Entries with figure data
-------------------------
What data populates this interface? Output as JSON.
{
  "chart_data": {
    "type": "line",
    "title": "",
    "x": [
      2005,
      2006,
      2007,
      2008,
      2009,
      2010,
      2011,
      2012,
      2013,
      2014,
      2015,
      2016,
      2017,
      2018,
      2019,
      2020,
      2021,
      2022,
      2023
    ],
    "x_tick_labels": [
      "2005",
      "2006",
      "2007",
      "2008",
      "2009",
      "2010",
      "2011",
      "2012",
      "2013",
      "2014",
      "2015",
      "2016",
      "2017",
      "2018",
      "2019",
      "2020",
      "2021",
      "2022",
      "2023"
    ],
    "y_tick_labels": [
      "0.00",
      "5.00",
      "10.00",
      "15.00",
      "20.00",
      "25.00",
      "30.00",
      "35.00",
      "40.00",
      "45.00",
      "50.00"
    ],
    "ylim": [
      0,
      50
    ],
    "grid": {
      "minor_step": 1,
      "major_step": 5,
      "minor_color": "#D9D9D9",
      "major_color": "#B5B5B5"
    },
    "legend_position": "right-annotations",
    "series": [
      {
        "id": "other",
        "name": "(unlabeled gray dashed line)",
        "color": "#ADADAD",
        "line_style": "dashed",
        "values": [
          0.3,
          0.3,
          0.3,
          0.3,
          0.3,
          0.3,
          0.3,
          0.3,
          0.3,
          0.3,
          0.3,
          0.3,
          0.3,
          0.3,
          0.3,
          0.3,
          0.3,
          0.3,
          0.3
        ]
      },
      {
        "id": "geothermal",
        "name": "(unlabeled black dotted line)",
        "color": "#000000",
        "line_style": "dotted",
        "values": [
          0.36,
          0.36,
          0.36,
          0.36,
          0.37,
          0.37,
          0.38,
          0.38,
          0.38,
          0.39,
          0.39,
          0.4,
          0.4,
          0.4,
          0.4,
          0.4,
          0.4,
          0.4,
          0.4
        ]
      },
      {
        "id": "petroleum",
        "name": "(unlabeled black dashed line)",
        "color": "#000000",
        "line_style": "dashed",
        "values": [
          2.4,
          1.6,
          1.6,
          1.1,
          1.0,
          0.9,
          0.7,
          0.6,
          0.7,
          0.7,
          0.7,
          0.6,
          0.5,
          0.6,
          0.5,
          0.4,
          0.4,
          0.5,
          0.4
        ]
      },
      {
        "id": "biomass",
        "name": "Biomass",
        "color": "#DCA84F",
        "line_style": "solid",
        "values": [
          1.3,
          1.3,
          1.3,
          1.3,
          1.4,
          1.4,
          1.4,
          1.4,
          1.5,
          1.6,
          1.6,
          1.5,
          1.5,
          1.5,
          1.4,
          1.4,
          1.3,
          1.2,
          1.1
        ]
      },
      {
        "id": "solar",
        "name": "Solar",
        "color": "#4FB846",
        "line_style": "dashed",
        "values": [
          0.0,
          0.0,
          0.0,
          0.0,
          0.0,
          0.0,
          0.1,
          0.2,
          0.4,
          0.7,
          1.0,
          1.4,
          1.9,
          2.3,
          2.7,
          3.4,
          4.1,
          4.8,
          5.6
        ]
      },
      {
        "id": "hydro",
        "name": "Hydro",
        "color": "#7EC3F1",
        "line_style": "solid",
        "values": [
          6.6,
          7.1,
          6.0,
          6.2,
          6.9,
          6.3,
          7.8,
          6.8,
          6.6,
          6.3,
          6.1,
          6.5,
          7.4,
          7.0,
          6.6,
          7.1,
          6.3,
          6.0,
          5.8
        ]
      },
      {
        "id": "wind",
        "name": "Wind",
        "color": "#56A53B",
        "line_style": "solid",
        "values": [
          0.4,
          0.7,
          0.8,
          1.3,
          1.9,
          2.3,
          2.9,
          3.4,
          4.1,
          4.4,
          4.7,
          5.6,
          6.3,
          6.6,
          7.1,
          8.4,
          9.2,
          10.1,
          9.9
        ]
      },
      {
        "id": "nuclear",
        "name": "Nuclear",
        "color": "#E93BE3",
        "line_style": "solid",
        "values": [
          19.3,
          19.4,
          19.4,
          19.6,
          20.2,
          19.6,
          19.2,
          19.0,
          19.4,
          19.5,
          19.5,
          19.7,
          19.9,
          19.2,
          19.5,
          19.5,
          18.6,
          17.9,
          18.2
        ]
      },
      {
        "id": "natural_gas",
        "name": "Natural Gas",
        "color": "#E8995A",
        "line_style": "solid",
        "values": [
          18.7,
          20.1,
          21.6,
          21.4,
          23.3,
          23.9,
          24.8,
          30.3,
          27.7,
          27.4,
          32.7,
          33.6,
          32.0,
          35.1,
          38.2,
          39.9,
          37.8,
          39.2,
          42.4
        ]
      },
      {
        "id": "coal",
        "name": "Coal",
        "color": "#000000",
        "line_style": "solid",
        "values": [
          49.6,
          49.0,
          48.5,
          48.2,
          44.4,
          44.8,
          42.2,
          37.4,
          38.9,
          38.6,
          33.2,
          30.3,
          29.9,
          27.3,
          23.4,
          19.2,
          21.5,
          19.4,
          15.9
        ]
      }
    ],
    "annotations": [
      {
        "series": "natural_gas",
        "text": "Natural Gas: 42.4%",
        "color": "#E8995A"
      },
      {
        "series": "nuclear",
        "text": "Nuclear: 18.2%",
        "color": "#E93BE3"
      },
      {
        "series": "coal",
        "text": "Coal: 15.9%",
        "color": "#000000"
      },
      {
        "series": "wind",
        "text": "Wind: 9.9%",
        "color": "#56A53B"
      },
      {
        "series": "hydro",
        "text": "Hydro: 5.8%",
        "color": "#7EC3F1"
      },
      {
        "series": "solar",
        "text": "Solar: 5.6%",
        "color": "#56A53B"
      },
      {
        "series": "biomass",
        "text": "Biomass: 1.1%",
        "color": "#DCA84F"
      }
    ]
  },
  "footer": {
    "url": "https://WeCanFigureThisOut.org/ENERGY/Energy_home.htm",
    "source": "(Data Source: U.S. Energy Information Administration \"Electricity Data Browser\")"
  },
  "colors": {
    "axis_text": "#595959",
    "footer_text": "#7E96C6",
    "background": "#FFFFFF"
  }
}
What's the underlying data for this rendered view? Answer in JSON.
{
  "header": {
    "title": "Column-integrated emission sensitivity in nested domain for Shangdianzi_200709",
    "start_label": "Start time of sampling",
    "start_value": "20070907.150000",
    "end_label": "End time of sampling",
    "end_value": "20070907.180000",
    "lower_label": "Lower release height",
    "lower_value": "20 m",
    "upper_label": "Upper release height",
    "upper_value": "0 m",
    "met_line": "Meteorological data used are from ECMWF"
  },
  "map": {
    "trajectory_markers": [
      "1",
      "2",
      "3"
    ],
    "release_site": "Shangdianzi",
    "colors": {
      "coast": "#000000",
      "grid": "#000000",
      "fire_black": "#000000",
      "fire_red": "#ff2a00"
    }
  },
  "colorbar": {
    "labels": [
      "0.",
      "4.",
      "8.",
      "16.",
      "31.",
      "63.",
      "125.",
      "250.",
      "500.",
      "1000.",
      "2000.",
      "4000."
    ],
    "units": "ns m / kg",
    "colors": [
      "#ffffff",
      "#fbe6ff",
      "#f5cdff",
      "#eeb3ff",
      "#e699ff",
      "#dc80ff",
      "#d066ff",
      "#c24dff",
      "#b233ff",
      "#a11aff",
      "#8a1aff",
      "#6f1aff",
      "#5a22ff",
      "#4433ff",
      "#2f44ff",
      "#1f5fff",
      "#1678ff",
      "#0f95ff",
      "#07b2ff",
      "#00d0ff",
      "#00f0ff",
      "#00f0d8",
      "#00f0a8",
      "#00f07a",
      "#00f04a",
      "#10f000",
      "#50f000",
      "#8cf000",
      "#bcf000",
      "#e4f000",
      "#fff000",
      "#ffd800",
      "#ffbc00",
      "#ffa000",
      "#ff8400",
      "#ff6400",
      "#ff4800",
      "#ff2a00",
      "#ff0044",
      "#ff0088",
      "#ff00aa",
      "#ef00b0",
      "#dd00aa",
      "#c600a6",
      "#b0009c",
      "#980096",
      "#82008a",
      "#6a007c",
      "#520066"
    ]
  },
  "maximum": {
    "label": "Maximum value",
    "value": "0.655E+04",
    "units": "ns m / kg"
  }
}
-------------------------
Exercise description - Return a copy of every line that includes the word "unlabeled".

Right answer -
        "name": "(unlabeled gray dashed line)",
        "name": "(unlabeled black dotted line)",
        "name": "(unlabeled black dashed line)",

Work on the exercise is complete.